## Given task:
Your task is to output all the records below, word for word.

## Stored rows:
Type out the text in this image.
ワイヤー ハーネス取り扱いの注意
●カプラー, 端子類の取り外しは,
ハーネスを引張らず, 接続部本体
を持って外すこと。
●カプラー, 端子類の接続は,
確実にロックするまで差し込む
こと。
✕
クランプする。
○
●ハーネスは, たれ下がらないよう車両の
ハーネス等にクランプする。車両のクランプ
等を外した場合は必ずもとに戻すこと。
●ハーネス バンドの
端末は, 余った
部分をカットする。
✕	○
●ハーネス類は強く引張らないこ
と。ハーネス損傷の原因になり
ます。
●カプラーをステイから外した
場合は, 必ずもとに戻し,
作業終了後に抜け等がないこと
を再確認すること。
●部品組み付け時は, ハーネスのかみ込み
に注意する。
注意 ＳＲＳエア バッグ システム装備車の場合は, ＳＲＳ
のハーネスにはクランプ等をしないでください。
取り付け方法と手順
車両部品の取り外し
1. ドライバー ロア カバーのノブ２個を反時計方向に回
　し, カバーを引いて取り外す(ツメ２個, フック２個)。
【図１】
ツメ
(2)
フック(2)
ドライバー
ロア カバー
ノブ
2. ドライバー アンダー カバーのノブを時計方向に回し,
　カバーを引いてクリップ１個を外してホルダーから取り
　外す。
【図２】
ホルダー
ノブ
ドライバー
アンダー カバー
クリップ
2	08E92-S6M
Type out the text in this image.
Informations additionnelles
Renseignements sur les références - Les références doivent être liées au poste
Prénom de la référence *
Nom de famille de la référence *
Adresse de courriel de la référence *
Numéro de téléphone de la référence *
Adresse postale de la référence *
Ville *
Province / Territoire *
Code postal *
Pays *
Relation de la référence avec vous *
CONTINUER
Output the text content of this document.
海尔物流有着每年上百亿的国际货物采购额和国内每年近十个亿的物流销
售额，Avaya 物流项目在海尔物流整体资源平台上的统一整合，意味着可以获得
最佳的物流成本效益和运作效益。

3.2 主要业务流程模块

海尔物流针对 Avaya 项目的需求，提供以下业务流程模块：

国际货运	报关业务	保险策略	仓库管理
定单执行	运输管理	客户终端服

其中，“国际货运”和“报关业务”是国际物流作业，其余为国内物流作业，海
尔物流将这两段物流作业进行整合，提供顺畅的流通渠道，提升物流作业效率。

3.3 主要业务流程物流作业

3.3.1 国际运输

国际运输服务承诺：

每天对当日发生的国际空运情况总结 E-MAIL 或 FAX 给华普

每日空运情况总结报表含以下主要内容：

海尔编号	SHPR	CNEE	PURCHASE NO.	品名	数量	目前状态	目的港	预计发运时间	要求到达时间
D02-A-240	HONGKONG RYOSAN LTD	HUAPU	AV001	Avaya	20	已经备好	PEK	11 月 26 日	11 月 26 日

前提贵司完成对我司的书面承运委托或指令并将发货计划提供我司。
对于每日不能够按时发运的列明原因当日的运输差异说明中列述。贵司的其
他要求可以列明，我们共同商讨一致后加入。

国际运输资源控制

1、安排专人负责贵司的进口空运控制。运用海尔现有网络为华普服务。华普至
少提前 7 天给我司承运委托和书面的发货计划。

## Answer to this exercise:
Type out the text in this image.
ワイヤー ハーネス取り扱いの注意
●カプラー, 端子類の取り外しは,
ハーネスを引張らず, 接続部本体
を持って外すこと。
●カプラー, 端子類の接続は,
確実にロックするまで差し込む
こと。
✕
クランプする。
○
●ハーネスは, たれ下がらないよう車両の
ハーネス等にクランプする。車両のクランプ
等を外した場合は必ずもとに戻すこと。
●ハーネス バンドの
端末は, 余った
部分をカットする。
✕	○
●ハーネス類は強く引張らないこ
と。ハーネス損傷の原因になり
ます。
●カプラーをステイから外した
場合は, 必ずもとに戻し,
作業終了後に抜け等がないこと
を再確認すること。
●部品組み付け時は, ハーネスのかみ込み
に注意する。
注意 ＳＲＳエア バッグ システム装備車の場合は, ＳＲＳ
のハーネスにはクランプ等をしないでください。
取り付け方法と手順
車両部品の取り外し
1. ドライバー ロア カバーのノブ２個を反時計方向に回
　し, カバーを引いて取り外す(ツメ２個, フック２個)。
【図１】
ツメ
(2)
フック(2)
ドライバー
ロア カバー
ノブ
2. ドライバー アンダー カバーのノブを時計方向に回し,
　カバーを引いてクリップ１個を外してホルダーから取り
　外す。
【図２】
ホルダー
ノブ
ドライバー
アンダー カバー
クリップ
2	08E92-S6M
Type out the text in this image.
Informations additionnelles
Renseignements sur les références - Les références doivent être liées au poste
Prénom de la référence *
Nom de famille de la référence *
Adresse de courriel de la référence *
Numéro de téléphone de la référence *
Adresse postale de la référence *
Ville *
Province / Territoire *
Code postal *
Pays *
Relation de la référence avec vous *
CONTINUER
Output the text content of this document.
海尔物流有着每年上百亿的国际货物采购额和国内每年近十个亿的物流销
售额，Avaya 物流项目在海尔物流整体资源平台上的统一整合，意味着可以获得
最佳的物流成本效益和运作效益。

3.2 主要业务流程模块

海尔物流针对 Avaya 项目的需求，提供以下业务流程模块：

国际货运	报关业务	保险策略	仓库管理
定单执行	运输管理	客户终端服

其中，“国际货运”和“报关业务”是国际物流作业，其余为国内物流作业，海
尔物流将这两段物流作业进行整合，提供顺畅的流通渠道，提升物流作业效率。

3.3 主要业务流程物流作业

3.3.1 国际运输

国际运输服务承诺：

每天对当日发生的国际空运情况总结 E-MAIL 或 FAX 给华普

每日空运情况总结报表含以下主要内容：

海尔编号	SHPR	CNEE	PURCHASE NO.	品名	数量	目前状态	目的港	预计发运时间	要求到达时间
D02-A-240	HONGKONG RYOSAN LTD	HUAPU	AV001	Avaya	20	已经备好	PEK	11 月 26 日	11 月 26 日

前提贵司完成对我司的书面承运委托或指令并将发货计划提供我司。
对于每日不能够按时发运的列明原因当日的运输差异说明中列述。贵司的其
他要求可以列明，我们共同商讨一致后加入。

国际运输资源控制

1、安排专人负责贵司的进口空运控制。运用海尔现有网络为华普服务。华普至
少提前 7 天给我司承运委托和书面的发货计划。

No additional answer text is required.